Start of Source records
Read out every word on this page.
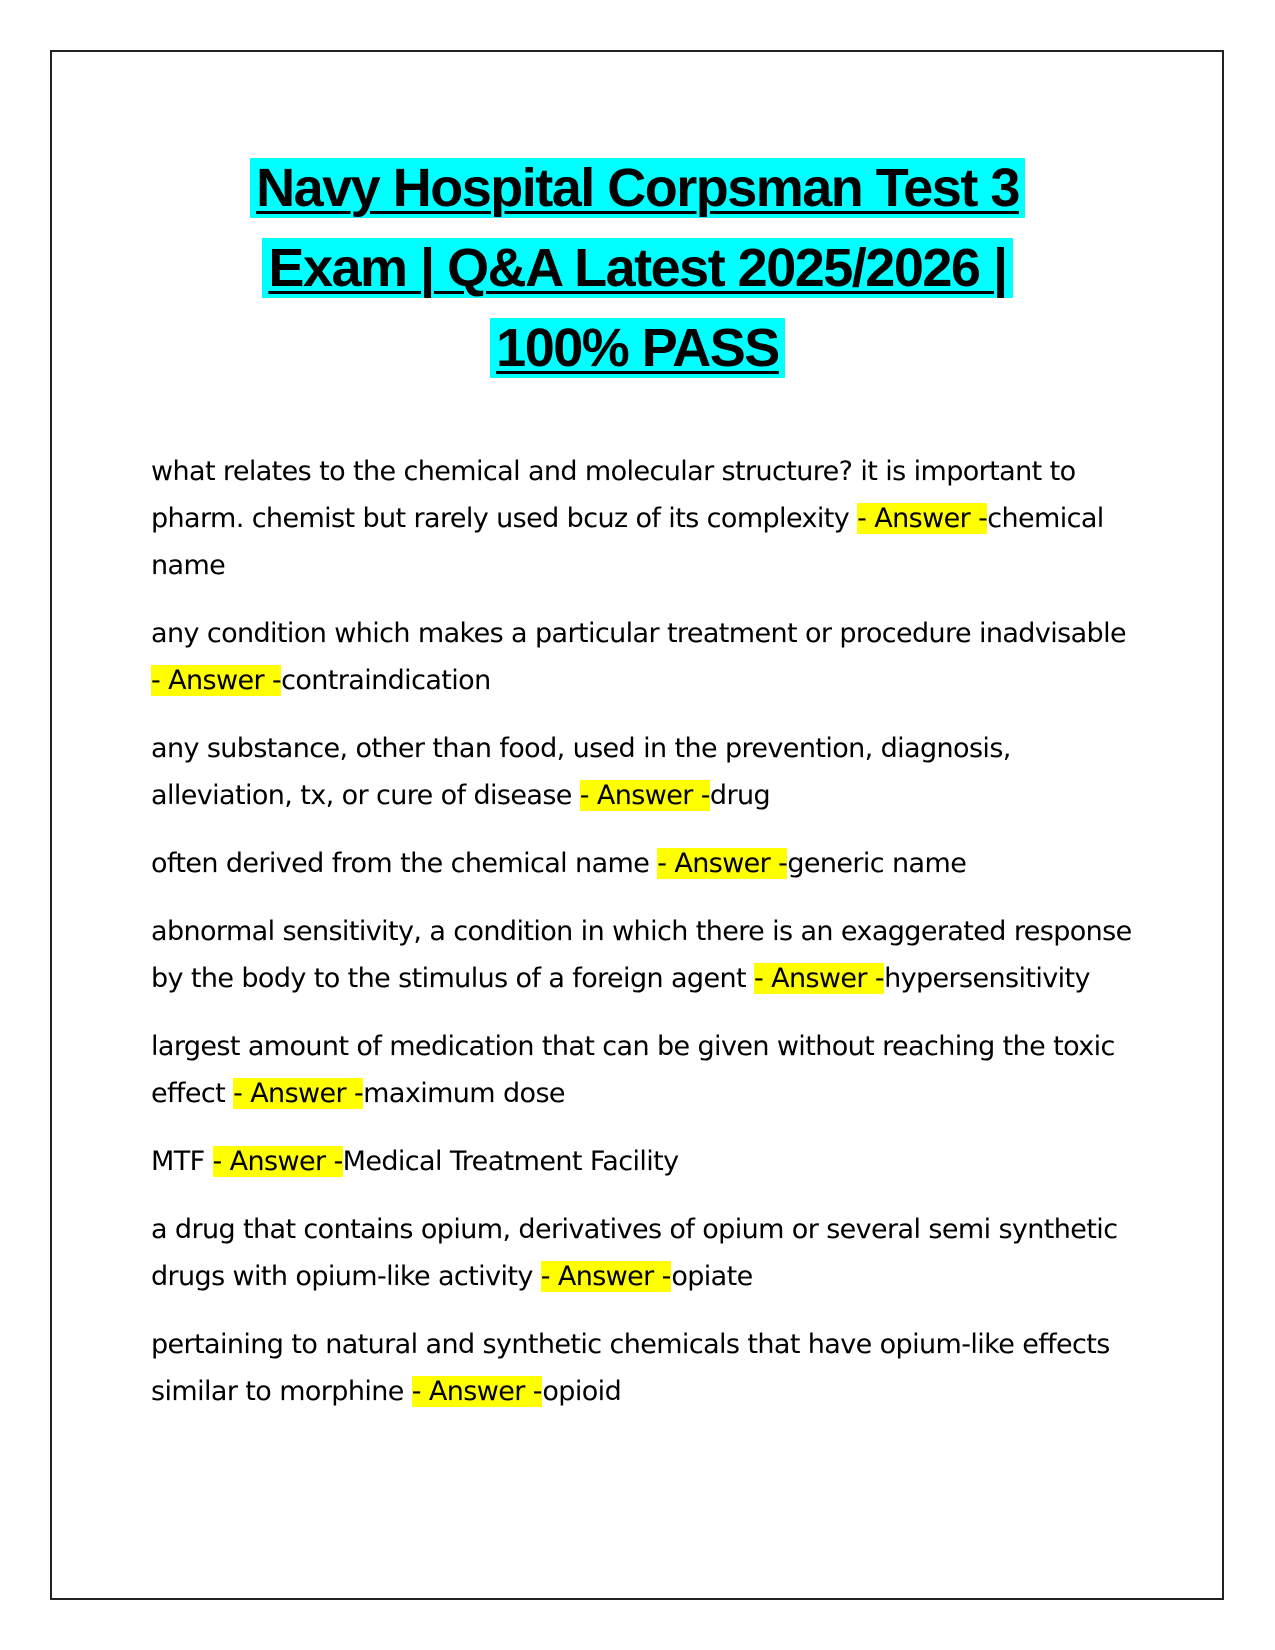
Navy Hospital Corpsman Test 3
Exam | Q&A Latest 2025/2026 |
100% PASS

what relates to the chemical and molecular structure? it is important to pharm. chemist but rarely used bcuz of its complexity - Answer -chemical name

any condition which makes a particular treatment or procedure inadvisable - Answer -contraindication

any substance, other than food, used in the prevention, diagnosis, alleviation, tx, or cure of disease - Answer -drug

often derived from the chemical name - Answer -generic name

abnormal sensitivity, a condition in which there is an exaggerated response by the body to the stimulus of a foreign agent - Answer -hypersensitivity

largest amount of medication that can be given without reaching the toxic effect - Answer -maximum dose

MTF - Answer -Medical Treatment Facility

a drug that contains opium, derivatives of opium or several semi synthetic drugs with opium-like activity - Answer -opiate

pertaining to natural and synthetic chemicals that have opium-like effects similar to morphine - Answer -opioid
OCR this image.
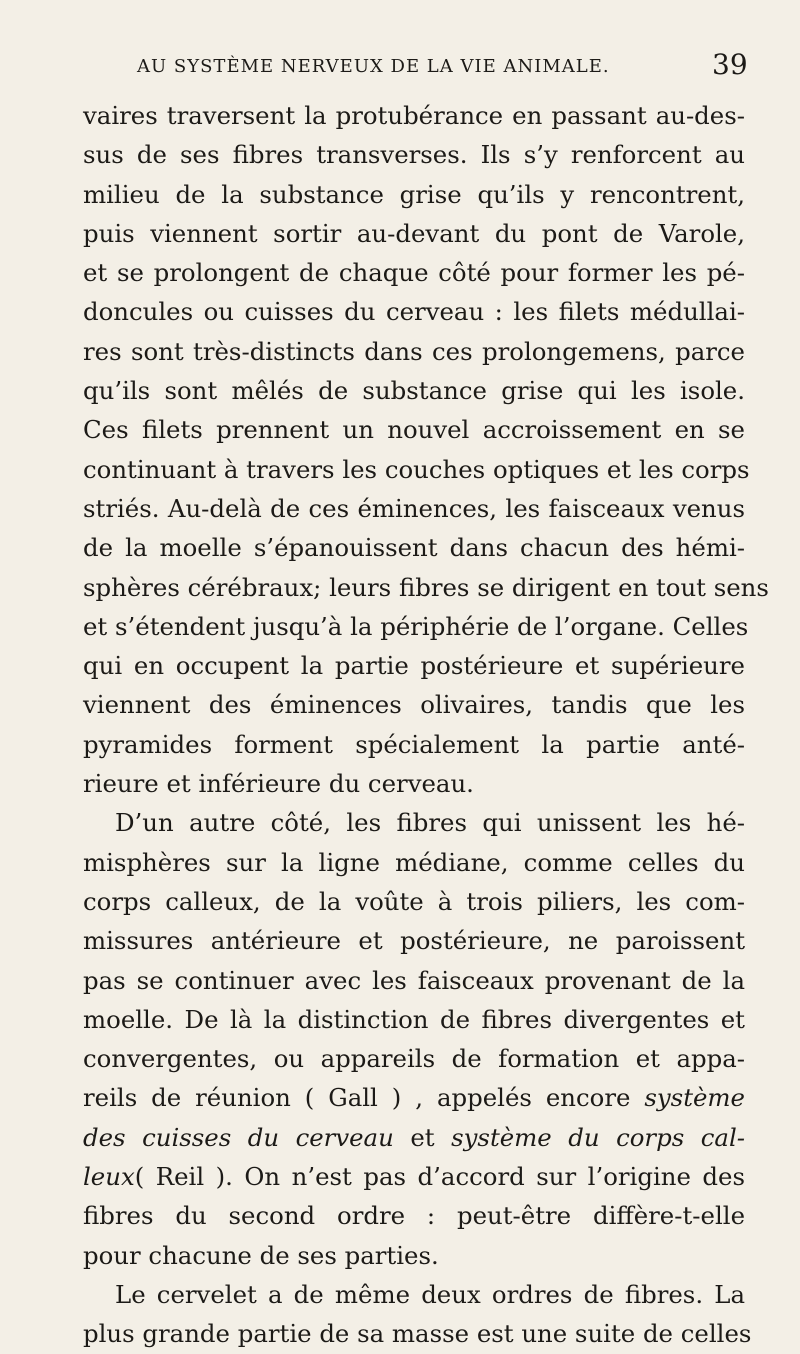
AU SYSTÈME NERVEUX DE LA VIE ANIMALE.	39
vaires traversent la protubérance en passant au-des-
sus de ses fibres transverses. Ils s’y renforcent au
milieu de la substance grise qu’ils y rencontrent,
puis viennent sortir au-devant du pont de Varole,
et se prolongent de chaque côté pour former les pé-
doncules ou cuisses du cerveau : les filets médullai-
res sont très-distincts dans ces prolongemens, parce
qu’ils sont mêlés de substance grise qui les isole.
Ces filets prennent un nouvel accroissement en se
continuant à travers les couches optiques et les corps
striés. Au-delà de ces éminences, les faisceaux venus
de la moelle s’épanouissent dans chacun des hémi-
sphères cérébraux; leurs fibres se dirigent en tout sens
et s’étendent jusqu’à la périphérie de l’organe. Celles
qui en occupent la partie postérieure et supérieure
viennent des éminences olivaires, tandis que les
pyramides forment spécialement la partie anté-
rieure et inférieure du cerveau.
D’un autre côté, les fibres qui unissent les hé-
misphères sur la ligne médiane, comme celles du
corps calleux, de la voûte à trois piliers, les com-
missures antérieure et postérieure, ne paroissent
pas se continuer avec les faisceaux provenant de la
moelle. De là la distinction de fibres divergentes et
convergentes, ou appareils de formation et appa-
reils de réunion ( Gall ) , appelés encore système
des cuisses du cerveau et système du corps cal-
leux( Reil ). On n’est pas d’accord sur l’origine des
fibres du second ordre : peut-être diffère-t-elle
pour chacune de ses parties.
Le cervelet a de même deux ordres de fibres. La
plus grande partie de sa masse est une suite de celles
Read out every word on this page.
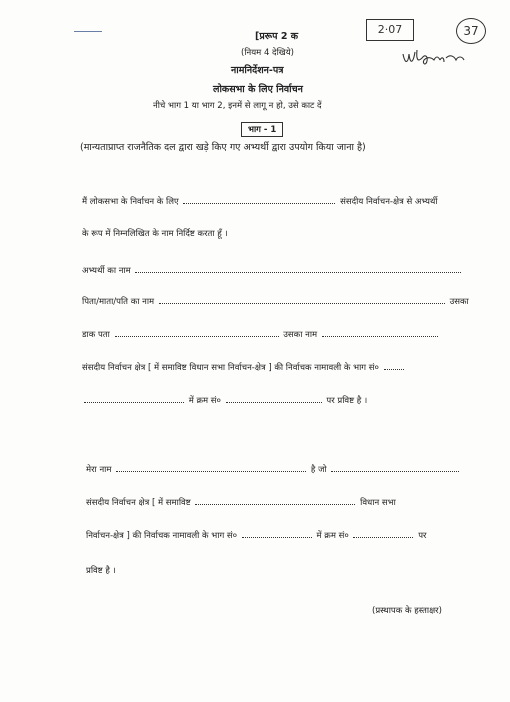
2·07	37
[प्ररूप 2 क
(नियम 4 देखिये)
नामनिर्देशन-पत्र
लोकसभा के लिए निर्वाचन
नीचे भाग 1 या भाग 2, इनमें से लागू न हो, उसे काट दें
भाग - 1
(मान्यताप्राप्त राजनैतिक दल द्वारा खड़े किए गए अभ्यर्थी द्वारा उपयोग किया जाना है)
मैं लोकसभा के निर्वाचन के लिए	संसदीय निर्वाचन-क्षेत्र से अभ्यर्थी
के रूप में निम्नलिखित के नाम निर्दिष्ट करता हूँ ।
अभ्यर्थी का नाम
पिता/माता/पति का नाम	उसका
डाक पता	उसका नाम
संसदीय निर्वाचन क्षेत्र [ में समाविष्ट विधान सभा निर्वाचन-क्षेत्र ] की निर्वाचक नामावली के भाग सं०
में क्रम सं०	पर प्रविष्ट है ।
मेरा नाम	है जो
संसदीय निर्वाचन क्षेत्र [ में समाविष्ट	विधान सभा
निर्वाचन-क्षेत्र ] की निर्वाचक नामावली के भाग सं०	में क्रम सं०	पर
प्रविष्ट है ।
(प्रस्थापक के हस्ताक्षर)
End of Source records
* [What the task asks] Copy the entries exactly. Leave out the images.

* [Solution for this problem]
Read out every word on this page.
Navy Hospital Corpsman Test 3
Exam | Q&A Latest 2025/2026 |
100% PASS

what relates to the chemical and molecular structure? it is important to pharm. chemist but rarely used bcuz of its complexity - Answer -chemical name

any condition which makes a particular treatment or procedure inadvisable - Answer -contraindication

any substance, other than food, used in the prevention, diagnosis, alleviation, tx, or cure of disease - Answer -drug

often derived from the chemical name - Answer -generic name

abnormal sensitivity, a condition in which there is an exaggerated response by the body to the stimulus of a foreign agent - Answer -hypersensitivity

largest amount of medication that can be given without reaching the toxic effect - Answer -maximum dose

MTF - Answer -Medical Treatment Facility

a drug that contains opium, derivatives of opium or several semi synthetic drugs with opium-like activity - Answer -opiate

pertaining to natural and synthetic chemicals that have opium-like effects similar to morphine - Answer -opioid
OCR this image.
AU SYSTÈME NERVEUX DE LA VIE ANIMALE.	39
vaires traversent la protubérance en passant au-des-
sus de ses fibres transverses. Ils s’y renforcent au
milieu de la substance grise qu’ils y rencontrent,
puis viennent sortir au-devant du pont de Varole,
et se prolongent de chaque côté pour former les pé-
doncules ou cuisses du cerveau : les filets médullai-
res sont très-distincts dans ces prolongemens, parce
qu’ils sont mêlés de substance grise qui les isole.
Ces filets prennent un nouvel accroissement en se
continuant à travers les couches optiques et les corps
striés. Au-delà de ces éminences, les faisceaux venus
de la moelle s’épanouissent dans chacun des hémi-
sphères cérébraux; leurs fibres se dirigent en tout sens
et s’étendent jusqu’à la périphérie de l’organe. Celles
qui en occupent la partie postérieure et supérieure
viennent des éminences olivaires, tandis que les
pyramides forment spécialement la partie anté-
rieure et inférieure du cerveau.
D’un autre côté, les fibres qui unissent les hé-
misphères sur la ligne médiane, comme celles du
corps calleux, de la voûte à trois piliers, les com-
missures antérieure et postérieure, ne paroissent
pas se continuer avec les faisceaux provenant de la
moelle. De là la distinction de fibres divergentes et
convergentes, ou appareils de formation et appa-
reils de réunion ( Gall ) , appelés encore système
des cuisses du cerveau et système du corps cal-
leux( Reil ). On n’est pas d’accord sur l’origine des
fibres du second ordre : peut-être diffère-t-elle
pour chacune de ses parties.
Le cervelet a de même deux ordres de fibres. La
plus grande partie de sa masse est une suite de celles
Read out every word on this page.
2·07	37
[प्ररूप 2 क
(नियम 4 देखिये)
नामनिर्देशन-पत्र
लोकसभा के लिए निर्वाचन
नीचे भाग 1 या भाग 2, इनमें से लागू न हो, उसे काट दें
भाग - 1
(मान्यताप्राप्त राजनैतिक दल द्वारा खड़े किए गए अभ्यर्थी द्वारा उपयोग किया जाना है)
मैं लोकसभा के निर्वाचन के लिए	संसदीय निर्वाचन-क्षेत्र से अभ्यर्थी
के रूप में निम्नलिखित के नाम निर्दिष्ट करता हूँ ।
अभ्यर्थी का नाम
पिता/माता/पति का नाम	उसका
डाक पता	उसका नाम
संसदीय निर्वाचन क्षेत्र [ में समाविष्ट विधान सभा निर्वाचन-क्षेत्र ] की निर्वाचक नामावली के भाग सं०
में क्रम सं०	पर प्रविष्ट है ।
मेरा नाम	है जो
संसदीय निर्वाचन क्षेत्र [ में समाविष्ट	विधान सभा
निर्वाचन-क्षेत्र ] की निर्वाचक नामावली के भाग सं०	में क्रम सं०	पर
प्रविष्ट है ।
(प्रस्थापक के हस्ताक्षर)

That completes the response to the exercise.